** Begin DATA SECTION **

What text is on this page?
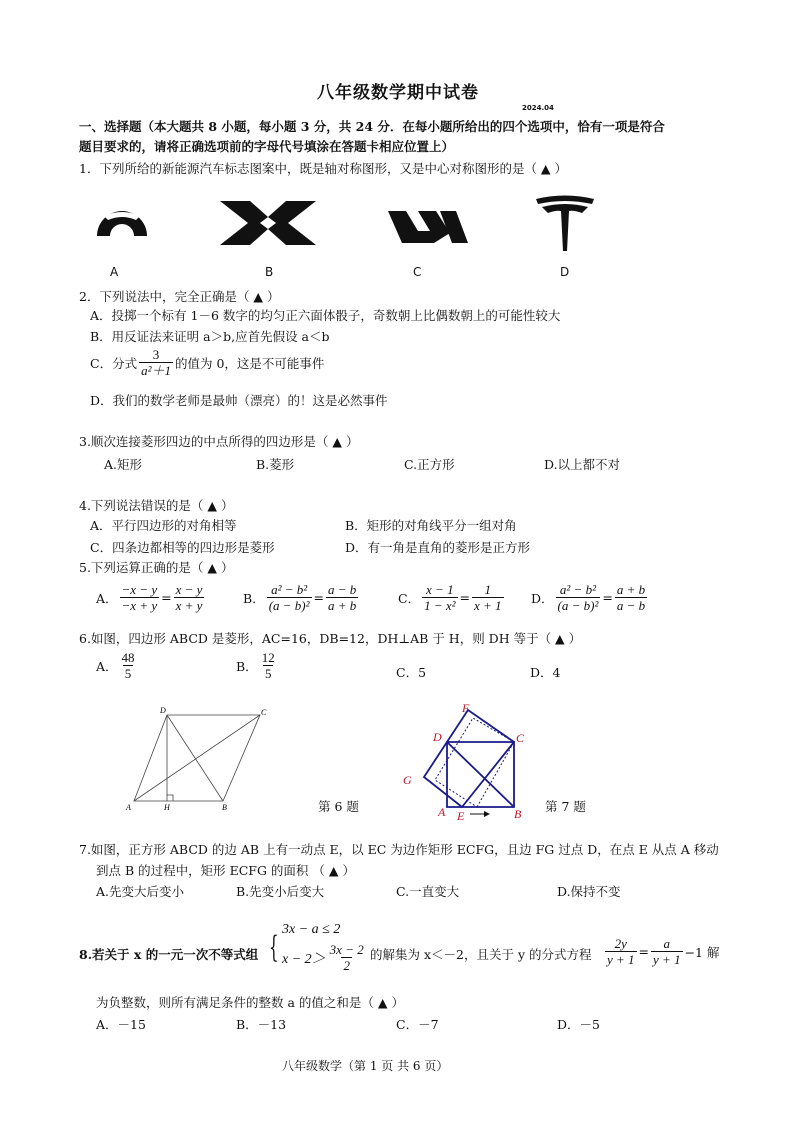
八年级数学期中试卷
2024.04
一、选择题（本大题共 8 小题，每小题 3 分，共 24 分．在每小题所给出的四个选项中，恰有一项是符合
题目要求的，请将正确选项前的字母代号填涂在答题卡相应位置上）
1．下列所给的新能源汽车标志图案中，既是轴对称图形，又是中心对称图形的是（ ▲ ）
A	B	C	D
2．下列说法中，完全正确是（ ▲ ）
A．投掷一个标有 1－6 数字的均匀正六面体骰子，奇数朝上比偶数朝上的可能性较大
B．用反证法来证明 a＞b,应首先假设 a＜b
C．分式 $\frac{3}{\text{a²＋1}}$ 的值为 0，这是不可能事件
D．我们的数学老师是最帅（漂亮）的！这是必然事件
3.顺次连接菱形四边的中点所得的四边形是（ ▲ ）
A.矩形	B.菱形	C.正方形	D.以上都不对
4.下列说法错误的是（ ▲ ）
A．平行四边形的对角相等	B．矩形的对角线平分一组对角
C．四条边都相等的四边形是菱形	D．有一角是直角的菱形是正方形
5.下列运算正确的是（ ▲ ）
A． $\frac{-x - y}{-x + y} = \frac{x - y}{x + y}$	B． $\frac{\text{a² − b²}}{\text{(a − b)²}} = \frac{a - b}{a + b}$	C． $\frac{x - 1}{\text{1 − x²}} = \frac{1}{x + 1}$ D． $\frac{\text{a² − b²}}{\text{(a − b)²}} = \frac{a + b}{a - b}$
6.如图，四边形 ABCD 是菱形，AC=16，DB=12，DH⊥AB 于 H，则 DH 等于（ ▲ ）
A． $\frac{48}{5}$	B． $\frac{12}{5}$	C．5	D．4
A	H	B
C
D
第 6 题
F
D	C
G
A E	B 第 7 题
7.如图，正方形 ABCD 的边 AB 上有一动点 E，以 EC 为边作矩形 ECFG，且边 FG 过点 D，在点 E 从点 A 移动
到点 B 的过程中，矩形 ECFG 的面积 （ ▲ ）
A.先变大后变小	B.先变小后变大	C.一直变大	D.保持不变
8.若关于 x 的一元一次不等式组 {
3x − a ≤ 2
$x - 2> \frac{3x - 2}{2}$ 的解集为 x＜－2，且关于 y 的分式方程 $\frac{2y}{y + 1} = \frac{a}{y + 1} -1$ 解
为负整数，则所有满足条件的整数 a 的值之和是（ ▲ ）
A．－15	B．－13	C．－7	D．－5
八年级数学（第 1 页 共 6 页）
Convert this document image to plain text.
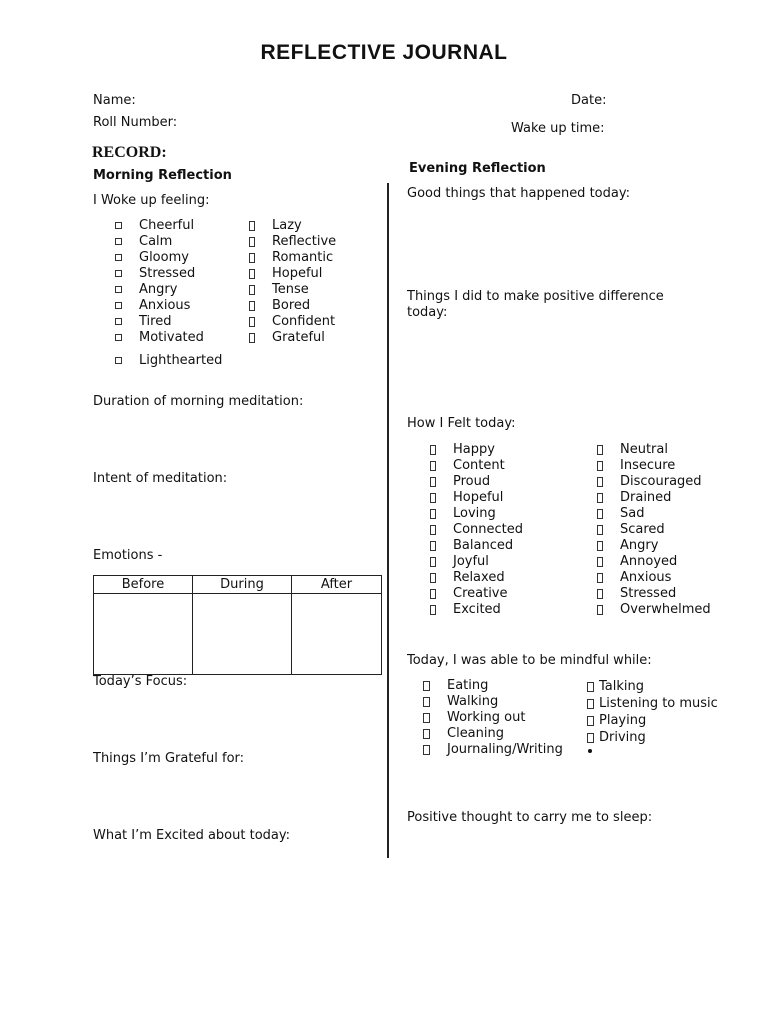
REFLECTIVE JOURNAL
Name:	Date:
Roll Number:	Wake up time:
RECORD:
Morning Reflection	Evening Reflection
I Woke up feeling:
Cheerful
Calm
Gloomy
Stressed
Angry
Anxious
Tired
Motivated
Lazy
Reflective
Romantic
Hopeful
Tense
Bored
Confident
Grateful
Lighthearted
Duration of morning meditation:
Intent of meditation:
Emotions -
Before	During	After

Today’s Focus:
Things I’m Grateful for:
What I’m Excited about today:
Good things that happened today:
Things I did to make positive difference
today:
How I Felt today:
Happy
Content
Proud
Hopeful
Loving
Connected
Balanced
Joyful
Relaxed
Creative
Excited
Neutral
Insecure
Discouraged
Drained
Sad
Scared
Angry
Annoyed
Anxious
Stressed
Overwhelmed
Today, I was able to be mindful while:
Eating
Walking
Working out
Cleaning
Journaling/Writing
Talking
Listening to music
Playing
Driving
Positive thought to carry me to sleep:
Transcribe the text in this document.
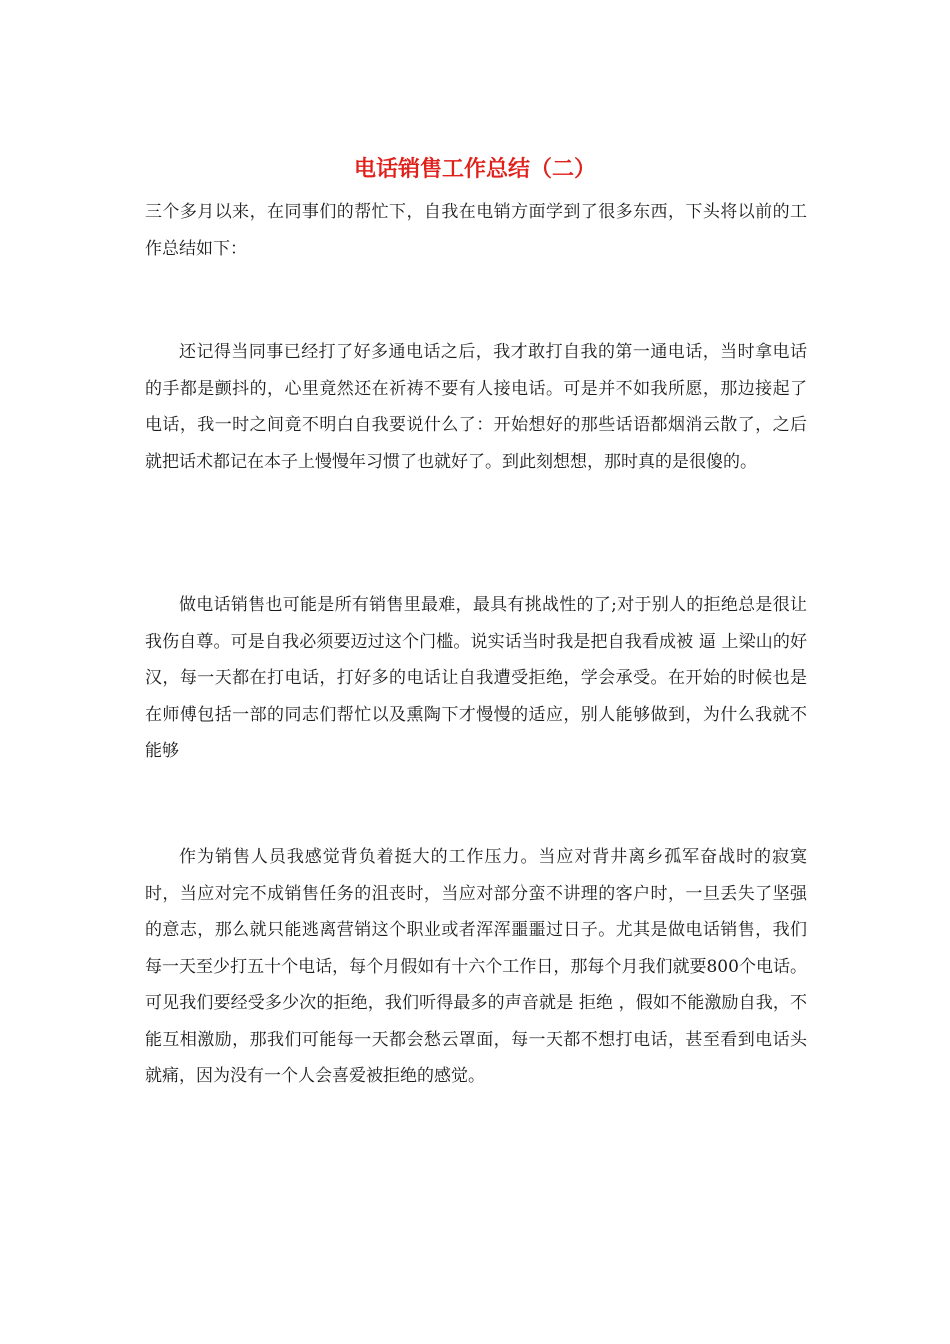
电话销售工作总结（二）

三个多月以来，在同事们的帮忙下，自我在电销方面学到了很多东西，下头将以前的工作总结如下：

还记得当同事已经打了好多通电话之后，我才敢打自我的第一通电话，当时拿电话的手都是颤抖的，心里竟然还在祈祷不要有人接电话。可是并不如我所愿，那边接起了电话，我一时之间竟不明白自我要说什么了：开始想好的那些话语都烟消云散了，之后就把话术都记在本子上慢慢年习惯了也就好了。到此刻想想，那时真的是很傻的。

做电话销售也可能是所有销售里最难，最具有挑战性的了;对于别人的拒绝总是很让我伤自尊。可是自我必须要迈过这个门槛。说实话当时我是把自我看成被 逼 上梁山的好汉，每一天都在打电话，打好多的电话让自我遭受拒绝，学会承受。在开始的时候也是在师傅包括一部的同志们帮忙以及熏陶下才慢慢的适应，别人能够做到，为什么我就不能够

作为销售人员我感觉背负着挺大的工作压力。当应对背井离乡孤军奋战时的寂寞时，当应对完不成销售任务的沮丧时，当应对部分蛮不讲理的客户时，一旦丢失了坚强的意志，那么就只能逃离营销这个职业或者浑浑噩噩过日子。尤其是做电话销售，我们每一天至少打五十个电话，每个月假如有十六个工作日，那每个月我们就要800个电话。可见我们要经受多少次的拒绝，我们听得最多的声音就是 拒绝 ，假如不能激励自我，不能互相激励，那我们可能每一天都会愁云罩面，每一天都不想打电话，甚至看到电话头就痛，因为没有一个人会喜爱被拒绝的感觉。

** End DATA SECTION **

TASK
Quote the full listing above word for word; exclude every picture from the copy.

EXERCISE RESULT
What text is on this page?
八年级数学期中试卷
2024.04
一、选择题（本大题共 8 小题，每小题 3 分，共 24 分．在每小题所给出的四个选项中，恰有一项是符合
题目要求的，请将正确选项前的字母代号填涂在答题卡相应位置上）
1．下列所给的新能源汽车标志图案中，既是轴对称图形，又是中心对称图形的是（ ▲ ）
A	B	C	D
2．下列说法中，完全正确是（ ▲ ）
A．投掷一个标有 1－6 数字的均匀正六面体骰子，奇数朝上比偶数朝上的可能性较大
B．用反证法来证明 a＞b,应首先假设 a＜b
C．分式 $\frac{3}{\text{a²＋1}}$ 的值为 0，这是不可能事件
D．我们的数学老师是最帅（漂亮）的！这是必然事件
3.顺次连接菱形四边的中点所得的四边形是（ ▲ ）
A.矩形	B.菱形	C.正方形	D.以上都不对
4.下列说法错误的是（ ▲ ）
A．平行四边形的对角相等	B．矩形的对角线平分一组对角
C．四条边都相等的四边形是菱形	D．有一角是直角的菱形是正方形
5.下列运算正确的是（ ▲ ）
A． $\frac{-x - y}{-x + y} = \frac{x - y}{x + y}$	B． $\frac{\text{a² − b²}}{\text{(a − b)²}} = \frac{a - b}{a + b}$	C． $\frac{x - 1}{\text{1 − x²}} = \frac{1}{x + 1}$ D． $\frac{\text{a² − b²}}{\text{(a − b)²}} = \frac{a + b}{a - b}$
6.如图，四边形 ABCD 是菱形，AC=16，DB=12，DH⊥AB 于 H，则 DH 等于（ ▲ ）
A． $\frac{48}{5}$	B． $\frac{12}{5}$	C．5	D．4
A	H	B
C
D
第 6 题
F
D	C
G
A E	B 第 7 题
7.如图，正方形 ABCD 的边 AB 上有一动点 E，以 EC 为边作矩形 ECFG，且边 FG 过点 D，在点 E 从点 A 移动
到点 B 的过程中，矩形 ECFG 的面积 （ ▲ ）
A.先变大后变小	B.先变小后变大	C.一直变大	D.保持不变
8.若关于 x 的一元一次不等式组 {
3x − a ≤ 2
$x - 2> \frac{3x - 2}{2}$ 的解集为 x＜－2，且关于 y 的分式方程 $\frac{2y}{y + 1} = \frac{a}{y + 1} -1$ 解
为负整数，则所有满足条件的整数 a 的值之和是（ ▲ ）
A．－15	B．－13	C．－7	D．－5
八年级数学（第 1 页 共 6 页）
Convert this document image to plain text.
REFLECTIVE JOURNAL
Name:	Date:
Roll Number:	Wake up time:
RECORD:
Morning Reflection	Evening Reflection
I Woke up feeling:
Cheerful
Calm
Gloomy
Stressed
Angry
Anxious
Tired
Motivated
Lazy
Reflective
Romantic
Hopeful
Tense
Bored
Confident
Grateful
Lighthearted
Duration of morning meditation:
Intent of meditation:
Emotions -
Before	During	After

Today’s Focus:
Things I’m Grateful for:
What I’m Excited about today:
Good things that happened today:
Things I did to make positive difference
today:
How I Felt today:
Happy
Content
Proud
Hopeful
Loving
Connected
Balanced
Joyful
Relaxed
Creative
Excited
Neutral
Insecure
Discouraged
Drained
Sad
Scared
Angry
Annoyed
Anxious
Stressed
Overwhelmed
Today, I was able to be mindful while:
Eating
Walking
Working out
Cleaning
Journaling/Writing
Talking
Listening to music
Playing
Driving
Positive thought to carry me to sleep:
Transcribe the text in this document.
电话销售工作总结（二）

三个多月以来，在同事们的帮忙下，自我在电销方面学到了很多东西，下头将以前的工作总结如下：

还记得当同事已经打了好多通电话之后，我才敢打自我的第一通电话，当时拿电话的手都是颤抖的，心里竟然还在祈祷不要有人接电话。可是并不如我所愿，那边接起了电话，我一时之间竟不明白自我要说什么了：开始想好的那些话语都烟消云散了，之后就把话术都记在本子上慢慢年习惯了也就好了。到此刻想想，那时真的是很傻的。

做电话销售也可能是所有销售里最难，最具有挑战性的了;对于别人的拒绝总是很让我伤自尊。可是自我必须要迈过这个门槛。说实话当时我是把自我看成被 逼 上梁山的好汉，每一天都在打电话，打好多的电话让自我遭受拒绝，学会承受。在开始的时候也是在师傅包括一部的同志们帮忙以及熏陶下才慢慢的适应，别人能够做到，为什么我就不能够

作为销售人员我感觉背负着挺大的工作压力。当应对背井离乡孤军奋战时的寂寞时，当应对完不成销售任务的沮丧时，当应对部分蛮不讲理的客户时，一旦丢失了坚强的意志，那么就只能逃离营销这个职业或者浑浑噩噩过日子。尤其是做电话销售，我们每一天至少打五十个电话，每个月假如有十六个工作日，那每个月我们就要800个电话。可见我们要经受多少次的拒绝，我们听得最多的声音就是 拒绝 ，假如不能激励自我，不能互相激励，那我们可能每一天都会愁云罩面，每一天都不想打电话，甚至看到电话头就痛，因为没有一个人会喜爱被拒绝的感觉。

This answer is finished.